§ **What is required**: Write out the records word for word, with no pictures.

[Records from a data collection]
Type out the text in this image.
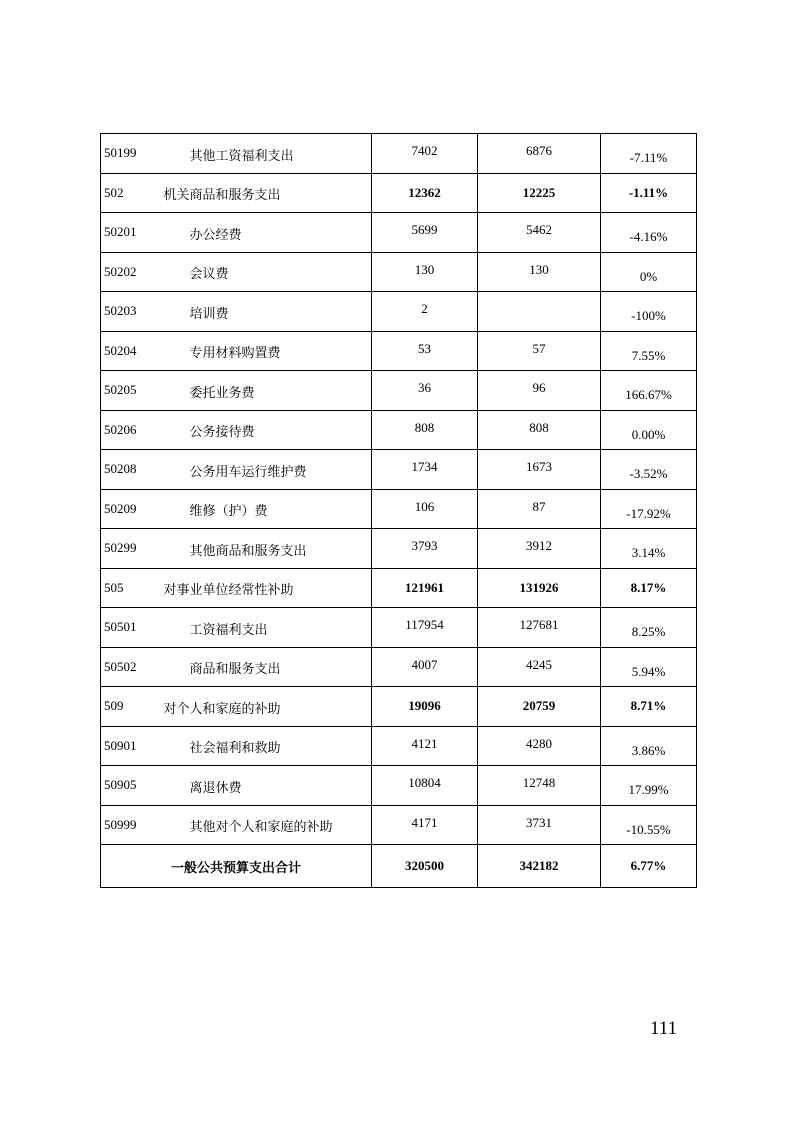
50199	其他工资福利支出	7402	6876	-7.11%
502	机关商品和服务支出	12362	12225	-1.11%
50201	办公经费	5699	5462	-4.16%
50202	会议费	130	130	0%
50203	培训费	2		-100%
50204	专用材料购置费	53	57	7.55%
50205	委托业务费	36	96	166.67%
50206	公务接待费	808	808	0.00%
50208	公务用车运行维护费	1734	1673	-3.52%
50209	维修（护）费	106	87	-17.92%
50299	其他商品和服务支出	3793	3912	3.14%
505	对事业单位经常性补助	121961	131926	8.17%
50501	工资福利支出	117954	127681	8.25%
50502	商品和服务支出	4007	4245	5.94%
509	对个人和家庭的补助	19096	20759	8.71%
50901	社会福利和救助	4121	4280	3.86%
50905	离退休费	10804	12748	17.99%
50999	其他对个人和家庭的补助	4171	3731	-10.55%
一般公共预算支出合计		320500	342182	6.77%
111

§ **Written response**:
Type out the text in this image.
50199	其他工资福利支出	7402	6876	-7.11%
502	机关商品和服务支出	12362	12225	-1.11%
50201	办公经费	5699	5462	-4.16%
50202	会议费	130	130	0%
50203	培训费	2		-100%
50204	专用材料购置费	53	57	7.55%
50205	委托业务费	36	96	166.67%
50206	公务接待费	808	808	0.00%
50208	公务用车运行维护费	1734	1673	-3.52%
50209	维修（护）费	106	87	-17.92%
50299	其他商品和服务支出	3793	3912	3.14%
505	对事业单位经常性补助	121961	131926	8.17%
50501	工资福利支出	117954	127681	8.25%
50502	商品和服务支出	4007	4245	5.94%
509	对个人和家庭的补助	19096	20759	8.71%
50901	社会福利和救助	4121	4280	3.86%
50905	离退休费	10804	12748	17.99%
50999	其他对个人和家庭的补助	4171	3731	-10.55%
一般公共预算支出合计		320500	342182	6.77%
111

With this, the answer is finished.